▶ [Instructions to follow]:
Identify all lines of the data containing the string "session" and copy them.

▶ [Data provided]:
** BEGIN **

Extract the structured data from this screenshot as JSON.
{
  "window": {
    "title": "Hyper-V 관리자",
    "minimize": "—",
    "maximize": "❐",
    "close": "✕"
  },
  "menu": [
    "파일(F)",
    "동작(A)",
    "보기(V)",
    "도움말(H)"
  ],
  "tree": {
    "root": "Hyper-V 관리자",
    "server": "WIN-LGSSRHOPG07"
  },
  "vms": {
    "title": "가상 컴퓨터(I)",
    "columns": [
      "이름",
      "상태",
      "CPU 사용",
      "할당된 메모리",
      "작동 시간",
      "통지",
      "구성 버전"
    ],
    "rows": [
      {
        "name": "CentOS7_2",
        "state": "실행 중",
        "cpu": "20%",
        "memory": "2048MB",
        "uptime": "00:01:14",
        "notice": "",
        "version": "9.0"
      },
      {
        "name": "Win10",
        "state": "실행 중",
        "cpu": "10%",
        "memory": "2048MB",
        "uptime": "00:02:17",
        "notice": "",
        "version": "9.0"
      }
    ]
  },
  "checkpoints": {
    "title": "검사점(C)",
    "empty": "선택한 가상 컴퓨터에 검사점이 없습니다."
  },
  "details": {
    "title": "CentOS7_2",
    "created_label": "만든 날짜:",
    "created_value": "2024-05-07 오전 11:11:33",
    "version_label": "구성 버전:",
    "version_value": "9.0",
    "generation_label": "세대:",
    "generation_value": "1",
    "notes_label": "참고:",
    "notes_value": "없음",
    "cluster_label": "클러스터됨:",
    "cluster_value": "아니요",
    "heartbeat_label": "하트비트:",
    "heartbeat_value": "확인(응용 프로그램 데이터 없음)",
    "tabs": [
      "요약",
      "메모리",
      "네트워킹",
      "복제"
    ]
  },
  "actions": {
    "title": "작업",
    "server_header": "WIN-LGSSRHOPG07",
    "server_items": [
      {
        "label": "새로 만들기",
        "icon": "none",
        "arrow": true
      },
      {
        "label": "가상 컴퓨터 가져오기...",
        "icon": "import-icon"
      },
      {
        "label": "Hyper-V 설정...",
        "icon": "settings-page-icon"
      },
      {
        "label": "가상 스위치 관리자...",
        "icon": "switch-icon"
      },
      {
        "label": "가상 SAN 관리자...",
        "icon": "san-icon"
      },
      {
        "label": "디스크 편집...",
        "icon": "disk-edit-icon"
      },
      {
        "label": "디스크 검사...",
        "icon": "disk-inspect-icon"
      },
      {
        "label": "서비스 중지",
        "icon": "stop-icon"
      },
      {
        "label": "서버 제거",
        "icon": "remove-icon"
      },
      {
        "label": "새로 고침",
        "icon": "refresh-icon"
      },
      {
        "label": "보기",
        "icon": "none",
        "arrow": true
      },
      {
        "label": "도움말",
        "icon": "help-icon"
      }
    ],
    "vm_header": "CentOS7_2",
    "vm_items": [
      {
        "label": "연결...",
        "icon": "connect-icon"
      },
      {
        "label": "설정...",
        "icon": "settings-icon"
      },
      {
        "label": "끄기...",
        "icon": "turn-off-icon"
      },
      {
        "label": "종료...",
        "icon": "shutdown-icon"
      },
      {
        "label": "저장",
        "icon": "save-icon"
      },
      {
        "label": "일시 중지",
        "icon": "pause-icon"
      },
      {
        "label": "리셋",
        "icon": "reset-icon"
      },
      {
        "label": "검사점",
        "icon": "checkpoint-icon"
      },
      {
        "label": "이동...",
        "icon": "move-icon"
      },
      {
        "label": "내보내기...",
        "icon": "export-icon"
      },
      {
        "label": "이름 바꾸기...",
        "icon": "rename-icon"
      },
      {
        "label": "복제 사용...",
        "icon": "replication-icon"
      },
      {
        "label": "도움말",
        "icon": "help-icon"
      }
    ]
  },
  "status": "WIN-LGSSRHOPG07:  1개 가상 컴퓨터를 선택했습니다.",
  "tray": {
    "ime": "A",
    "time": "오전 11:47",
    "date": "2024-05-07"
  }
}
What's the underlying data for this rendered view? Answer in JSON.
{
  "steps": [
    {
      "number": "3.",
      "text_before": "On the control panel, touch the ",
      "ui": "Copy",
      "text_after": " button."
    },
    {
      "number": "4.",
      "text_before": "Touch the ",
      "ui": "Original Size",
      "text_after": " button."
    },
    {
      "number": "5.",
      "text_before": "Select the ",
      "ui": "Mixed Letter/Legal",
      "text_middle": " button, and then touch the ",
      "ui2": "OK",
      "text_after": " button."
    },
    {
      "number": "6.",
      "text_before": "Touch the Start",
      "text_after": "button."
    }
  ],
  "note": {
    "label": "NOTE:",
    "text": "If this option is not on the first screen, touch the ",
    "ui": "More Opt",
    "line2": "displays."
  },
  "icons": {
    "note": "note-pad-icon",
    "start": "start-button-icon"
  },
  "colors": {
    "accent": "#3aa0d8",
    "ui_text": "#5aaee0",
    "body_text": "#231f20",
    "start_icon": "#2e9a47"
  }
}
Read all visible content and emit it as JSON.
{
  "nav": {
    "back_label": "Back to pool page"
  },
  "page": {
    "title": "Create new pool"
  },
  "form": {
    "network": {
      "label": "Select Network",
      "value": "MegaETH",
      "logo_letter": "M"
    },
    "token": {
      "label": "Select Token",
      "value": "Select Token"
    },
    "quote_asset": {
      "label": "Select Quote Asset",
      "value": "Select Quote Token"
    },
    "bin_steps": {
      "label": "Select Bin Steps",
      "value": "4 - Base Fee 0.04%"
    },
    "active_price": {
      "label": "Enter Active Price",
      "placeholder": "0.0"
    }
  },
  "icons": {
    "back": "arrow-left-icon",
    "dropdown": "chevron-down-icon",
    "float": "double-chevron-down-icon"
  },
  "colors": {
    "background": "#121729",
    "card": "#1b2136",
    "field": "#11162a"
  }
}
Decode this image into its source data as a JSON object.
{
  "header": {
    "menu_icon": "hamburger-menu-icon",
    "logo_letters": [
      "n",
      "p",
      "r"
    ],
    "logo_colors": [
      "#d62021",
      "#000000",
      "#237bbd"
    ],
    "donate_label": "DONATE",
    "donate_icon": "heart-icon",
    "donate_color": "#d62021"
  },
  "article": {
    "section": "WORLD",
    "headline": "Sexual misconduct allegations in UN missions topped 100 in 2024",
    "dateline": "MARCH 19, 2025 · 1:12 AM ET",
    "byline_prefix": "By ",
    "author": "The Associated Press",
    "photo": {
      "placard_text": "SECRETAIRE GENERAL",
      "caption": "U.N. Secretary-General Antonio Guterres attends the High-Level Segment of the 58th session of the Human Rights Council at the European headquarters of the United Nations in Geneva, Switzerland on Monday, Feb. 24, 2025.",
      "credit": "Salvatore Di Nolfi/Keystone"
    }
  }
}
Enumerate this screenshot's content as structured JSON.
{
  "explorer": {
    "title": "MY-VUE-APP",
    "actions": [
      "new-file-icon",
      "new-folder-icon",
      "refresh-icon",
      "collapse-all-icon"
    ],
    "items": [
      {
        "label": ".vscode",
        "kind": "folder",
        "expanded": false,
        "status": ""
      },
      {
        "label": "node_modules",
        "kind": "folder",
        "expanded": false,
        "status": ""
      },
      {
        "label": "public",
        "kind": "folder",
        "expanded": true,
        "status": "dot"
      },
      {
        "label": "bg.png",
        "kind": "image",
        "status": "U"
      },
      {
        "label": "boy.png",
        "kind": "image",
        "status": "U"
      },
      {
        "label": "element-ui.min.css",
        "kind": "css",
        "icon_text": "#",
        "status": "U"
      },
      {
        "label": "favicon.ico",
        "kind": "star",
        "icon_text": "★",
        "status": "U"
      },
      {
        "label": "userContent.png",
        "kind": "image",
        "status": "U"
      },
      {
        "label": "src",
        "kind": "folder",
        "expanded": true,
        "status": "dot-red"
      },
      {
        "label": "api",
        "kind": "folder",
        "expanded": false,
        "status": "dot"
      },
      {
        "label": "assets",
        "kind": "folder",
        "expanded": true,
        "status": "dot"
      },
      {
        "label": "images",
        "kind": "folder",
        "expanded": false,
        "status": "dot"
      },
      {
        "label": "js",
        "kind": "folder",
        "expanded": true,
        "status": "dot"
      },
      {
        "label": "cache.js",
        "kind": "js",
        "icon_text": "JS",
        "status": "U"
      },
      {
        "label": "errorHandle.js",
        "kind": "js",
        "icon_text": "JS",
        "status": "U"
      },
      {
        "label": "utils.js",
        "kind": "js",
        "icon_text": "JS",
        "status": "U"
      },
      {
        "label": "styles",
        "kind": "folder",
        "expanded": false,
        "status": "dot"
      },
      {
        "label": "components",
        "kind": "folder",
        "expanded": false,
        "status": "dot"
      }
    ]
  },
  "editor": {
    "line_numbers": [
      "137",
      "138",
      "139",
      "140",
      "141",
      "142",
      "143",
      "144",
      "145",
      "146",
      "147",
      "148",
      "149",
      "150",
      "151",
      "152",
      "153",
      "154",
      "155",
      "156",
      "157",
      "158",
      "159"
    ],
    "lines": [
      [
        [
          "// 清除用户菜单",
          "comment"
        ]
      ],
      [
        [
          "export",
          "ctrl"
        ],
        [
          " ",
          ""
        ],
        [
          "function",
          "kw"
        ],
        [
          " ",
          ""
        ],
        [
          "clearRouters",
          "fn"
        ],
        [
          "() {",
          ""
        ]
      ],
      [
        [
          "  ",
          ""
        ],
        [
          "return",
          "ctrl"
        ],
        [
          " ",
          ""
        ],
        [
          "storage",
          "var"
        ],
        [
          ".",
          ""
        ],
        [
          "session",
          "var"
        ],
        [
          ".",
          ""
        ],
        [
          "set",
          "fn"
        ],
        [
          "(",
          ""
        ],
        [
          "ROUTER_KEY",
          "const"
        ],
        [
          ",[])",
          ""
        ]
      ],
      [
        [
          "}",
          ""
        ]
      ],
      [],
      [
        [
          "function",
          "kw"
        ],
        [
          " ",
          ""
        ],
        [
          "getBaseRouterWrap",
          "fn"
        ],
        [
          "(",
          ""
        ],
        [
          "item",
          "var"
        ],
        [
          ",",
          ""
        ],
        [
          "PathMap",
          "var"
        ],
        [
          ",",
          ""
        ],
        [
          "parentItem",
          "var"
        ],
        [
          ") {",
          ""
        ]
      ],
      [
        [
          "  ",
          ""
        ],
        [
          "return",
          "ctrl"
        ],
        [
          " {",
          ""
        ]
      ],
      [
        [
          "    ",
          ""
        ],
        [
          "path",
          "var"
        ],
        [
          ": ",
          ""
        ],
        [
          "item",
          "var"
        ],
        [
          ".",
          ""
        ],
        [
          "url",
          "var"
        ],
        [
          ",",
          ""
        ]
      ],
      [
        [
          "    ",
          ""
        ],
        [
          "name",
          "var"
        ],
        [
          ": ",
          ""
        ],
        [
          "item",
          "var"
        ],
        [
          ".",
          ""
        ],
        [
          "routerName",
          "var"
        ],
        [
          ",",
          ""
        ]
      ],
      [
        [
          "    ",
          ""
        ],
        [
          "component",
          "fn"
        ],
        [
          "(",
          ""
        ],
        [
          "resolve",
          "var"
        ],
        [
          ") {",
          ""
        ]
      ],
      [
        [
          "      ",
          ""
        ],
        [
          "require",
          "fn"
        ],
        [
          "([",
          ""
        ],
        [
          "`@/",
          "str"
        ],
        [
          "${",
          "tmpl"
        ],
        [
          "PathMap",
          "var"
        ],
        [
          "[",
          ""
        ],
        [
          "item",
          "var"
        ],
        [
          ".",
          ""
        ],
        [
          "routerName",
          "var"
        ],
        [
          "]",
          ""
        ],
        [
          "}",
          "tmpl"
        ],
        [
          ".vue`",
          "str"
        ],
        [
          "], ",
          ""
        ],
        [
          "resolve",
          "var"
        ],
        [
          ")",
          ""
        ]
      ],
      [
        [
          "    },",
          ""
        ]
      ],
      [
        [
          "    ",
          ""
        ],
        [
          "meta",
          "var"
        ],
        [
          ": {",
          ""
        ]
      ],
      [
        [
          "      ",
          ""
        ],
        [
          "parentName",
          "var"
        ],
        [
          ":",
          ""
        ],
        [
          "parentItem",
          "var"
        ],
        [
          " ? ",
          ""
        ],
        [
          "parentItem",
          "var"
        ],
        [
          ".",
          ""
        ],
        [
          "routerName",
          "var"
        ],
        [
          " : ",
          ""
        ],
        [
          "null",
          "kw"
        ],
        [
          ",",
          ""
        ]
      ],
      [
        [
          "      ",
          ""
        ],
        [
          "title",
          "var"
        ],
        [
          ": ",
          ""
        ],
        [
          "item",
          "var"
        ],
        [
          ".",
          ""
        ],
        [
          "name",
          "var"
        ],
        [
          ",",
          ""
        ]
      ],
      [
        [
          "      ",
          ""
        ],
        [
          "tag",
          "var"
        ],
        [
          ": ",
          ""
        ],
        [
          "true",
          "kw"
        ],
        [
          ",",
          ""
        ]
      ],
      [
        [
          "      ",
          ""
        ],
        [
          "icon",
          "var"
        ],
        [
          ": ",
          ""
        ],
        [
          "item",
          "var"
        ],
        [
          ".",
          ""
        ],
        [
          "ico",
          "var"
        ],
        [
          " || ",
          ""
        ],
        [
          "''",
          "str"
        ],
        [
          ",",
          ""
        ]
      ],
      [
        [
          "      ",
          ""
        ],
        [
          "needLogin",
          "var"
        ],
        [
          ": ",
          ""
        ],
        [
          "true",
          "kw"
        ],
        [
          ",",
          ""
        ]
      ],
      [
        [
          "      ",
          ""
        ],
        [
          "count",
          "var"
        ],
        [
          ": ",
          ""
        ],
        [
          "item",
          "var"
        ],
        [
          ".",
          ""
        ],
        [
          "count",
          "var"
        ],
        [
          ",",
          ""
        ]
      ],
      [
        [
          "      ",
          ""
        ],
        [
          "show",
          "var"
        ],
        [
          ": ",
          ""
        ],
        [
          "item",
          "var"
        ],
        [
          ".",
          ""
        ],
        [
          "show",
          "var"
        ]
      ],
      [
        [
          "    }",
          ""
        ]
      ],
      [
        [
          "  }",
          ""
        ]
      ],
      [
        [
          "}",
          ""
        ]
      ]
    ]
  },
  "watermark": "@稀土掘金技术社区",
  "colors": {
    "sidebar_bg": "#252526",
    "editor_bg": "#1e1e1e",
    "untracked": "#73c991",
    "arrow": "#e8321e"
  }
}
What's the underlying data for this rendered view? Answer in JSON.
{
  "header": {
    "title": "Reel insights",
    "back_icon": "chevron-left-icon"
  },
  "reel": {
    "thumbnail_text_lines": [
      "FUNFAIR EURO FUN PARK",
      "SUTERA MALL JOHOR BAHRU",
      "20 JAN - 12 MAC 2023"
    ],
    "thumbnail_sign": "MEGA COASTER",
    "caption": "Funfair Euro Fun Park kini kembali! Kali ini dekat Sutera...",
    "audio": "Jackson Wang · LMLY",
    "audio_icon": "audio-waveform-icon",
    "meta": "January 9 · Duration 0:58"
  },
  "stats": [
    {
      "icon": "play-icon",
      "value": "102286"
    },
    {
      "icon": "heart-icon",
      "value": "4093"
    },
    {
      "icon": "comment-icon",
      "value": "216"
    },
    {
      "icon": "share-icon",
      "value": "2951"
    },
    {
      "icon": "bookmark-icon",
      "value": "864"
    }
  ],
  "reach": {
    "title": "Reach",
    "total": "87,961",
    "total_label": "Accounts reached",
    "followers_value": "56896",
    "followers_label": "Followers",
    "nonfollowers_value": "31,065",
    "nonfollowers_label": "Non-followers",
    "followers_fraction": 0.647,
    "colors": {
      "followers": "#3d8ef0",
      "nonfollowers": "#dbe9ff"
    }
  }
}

** END **

▶ [Finished exercise]:
      "caption": "U.N. Secretary-General Antonio Guterres attends the High-Level Segment of the 58th session of the Human Rights Council at the European headquarters of the United Nations in Geneva, Switzerland on Monday, Feb. 24, 2025.",
          "session",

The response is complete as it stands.